Given information ->
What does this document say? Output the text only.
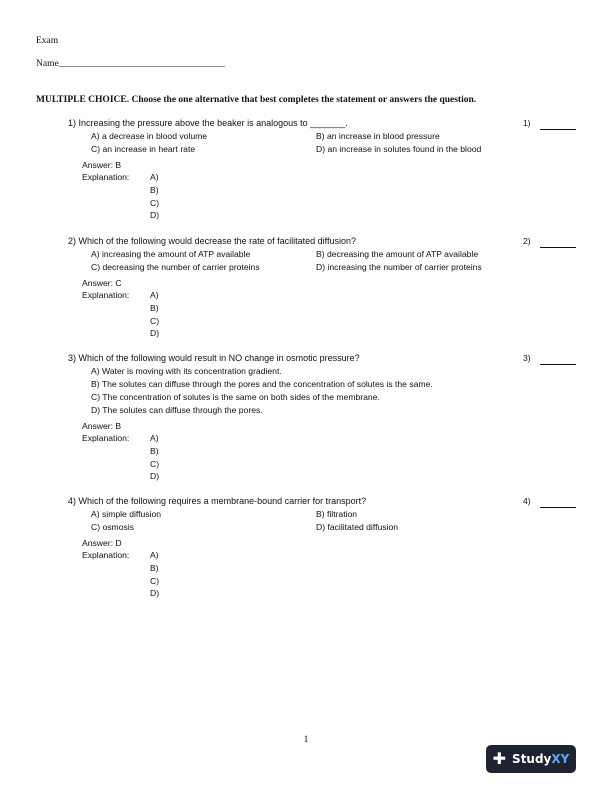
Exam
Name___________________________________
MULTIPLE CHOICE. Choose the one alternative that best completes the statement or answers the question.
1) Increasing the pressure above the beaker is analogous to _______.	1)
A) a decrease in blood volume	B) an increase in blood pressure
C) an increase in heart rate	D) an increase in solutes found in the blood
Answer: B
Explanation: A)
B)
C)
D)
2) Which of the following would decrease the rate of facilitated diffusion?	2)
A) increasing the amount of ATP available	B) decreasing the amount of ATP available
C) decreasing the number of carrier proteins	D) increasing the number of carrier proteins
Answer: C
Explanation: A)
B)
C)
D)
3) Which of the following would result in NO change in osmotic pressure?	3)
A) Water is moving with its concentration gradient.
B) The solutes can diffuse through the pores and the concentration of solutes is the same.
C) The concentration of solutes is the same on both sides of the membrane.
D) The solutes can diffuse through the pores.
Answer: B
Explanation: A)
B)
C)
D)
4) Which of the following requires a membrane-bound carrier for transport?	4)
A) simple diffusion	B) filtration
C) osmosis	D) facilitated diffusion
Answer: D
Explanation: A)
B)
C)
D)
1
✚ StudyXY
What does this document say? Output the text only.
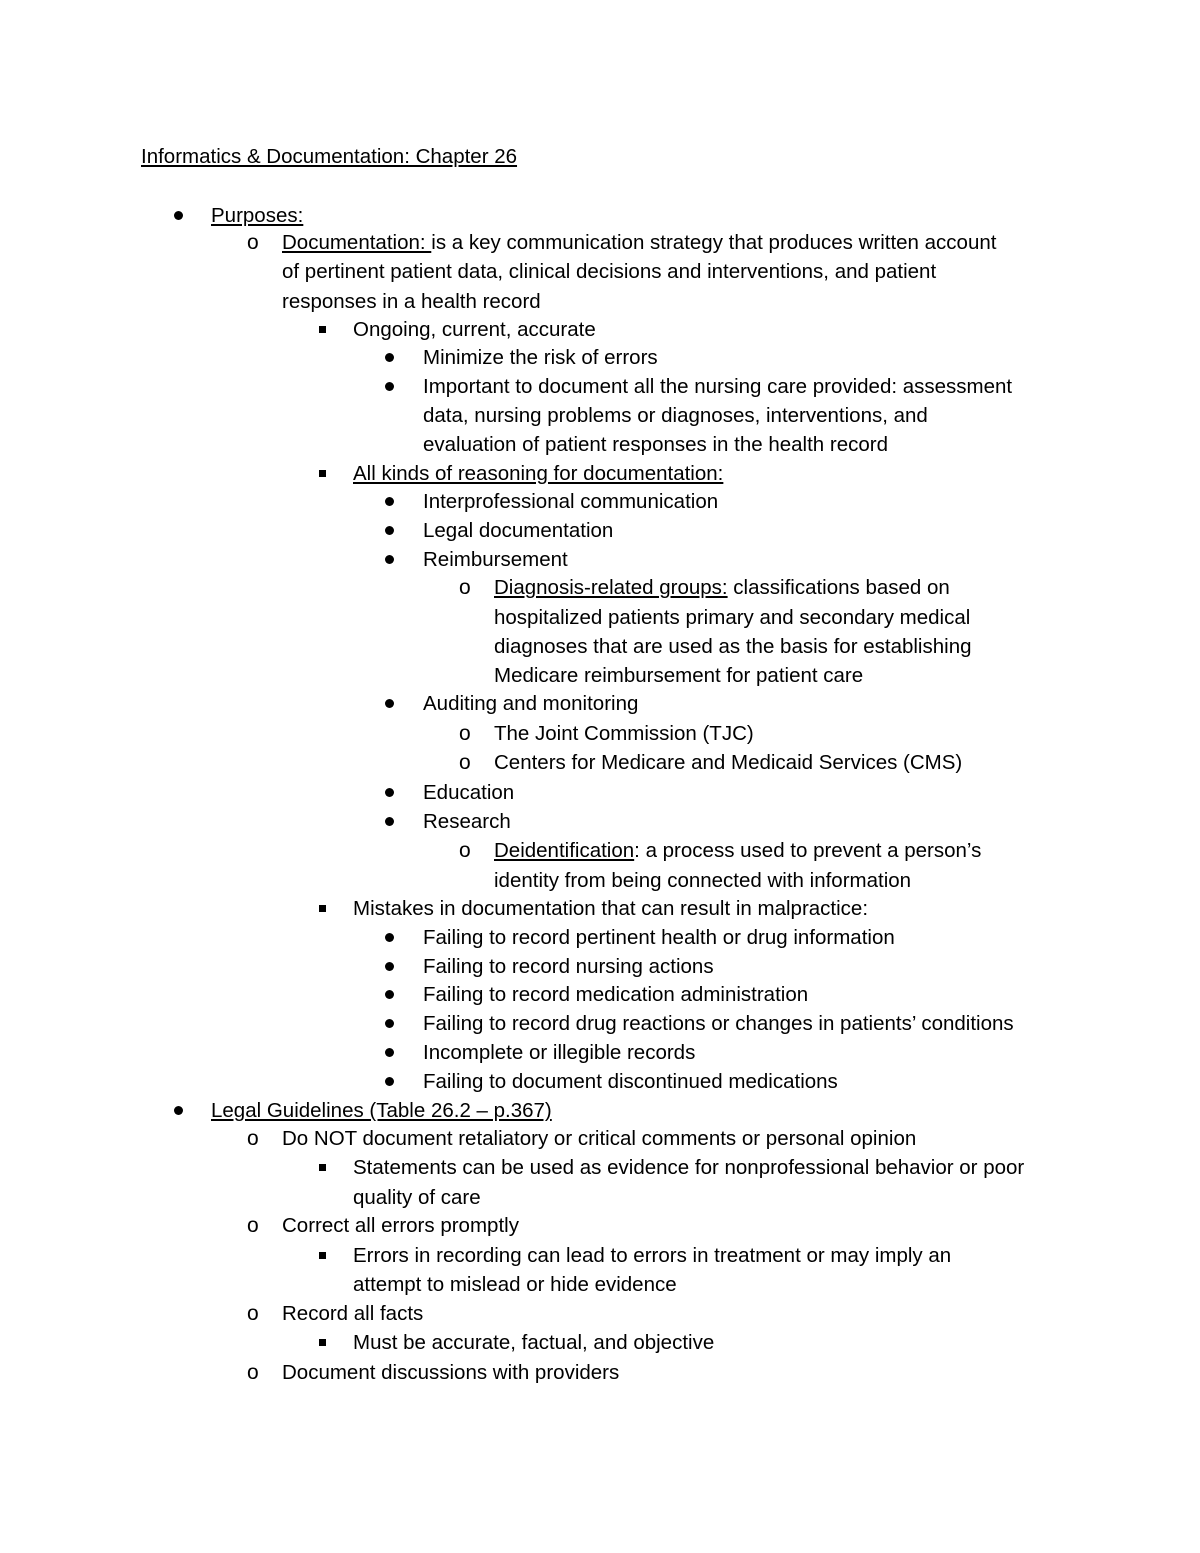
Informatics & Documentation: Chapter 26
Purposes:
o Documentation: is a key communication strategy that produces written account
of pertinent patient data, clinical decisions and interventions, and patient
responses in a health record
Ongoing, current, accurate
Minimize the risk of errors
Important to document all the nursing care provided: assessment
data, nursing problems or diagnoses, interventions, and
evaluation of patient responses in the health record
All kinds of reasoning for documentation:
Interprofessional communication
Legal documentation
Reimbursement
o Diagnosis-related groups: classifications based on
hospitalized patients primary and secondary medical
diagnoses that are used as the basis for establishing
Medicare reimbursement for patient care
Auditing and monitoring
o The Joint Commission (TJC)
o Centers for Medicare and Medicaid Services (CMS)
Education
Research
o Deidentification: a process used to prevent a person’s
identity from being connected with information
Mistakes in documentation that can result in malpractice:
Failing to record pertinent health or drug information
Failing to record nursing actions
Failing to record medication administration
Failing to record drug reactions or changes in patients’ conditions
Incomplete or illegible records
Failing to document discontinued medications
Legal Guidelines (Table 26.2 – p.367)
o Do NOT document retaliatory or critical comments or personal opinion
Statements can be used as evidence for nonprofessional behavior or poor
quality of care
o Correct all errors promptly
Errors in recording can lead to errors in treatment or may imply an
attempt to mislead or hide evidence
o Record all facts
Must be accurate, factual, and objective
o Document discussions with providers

Work order -> Only the lines above that include the word "nursing" belong in the answer; copy each one.

Solution to the problem ->
Important to document all the nursing care provided: assessment
data, nursing problems or diagnoses, interventions, and
Failing to record nursing actions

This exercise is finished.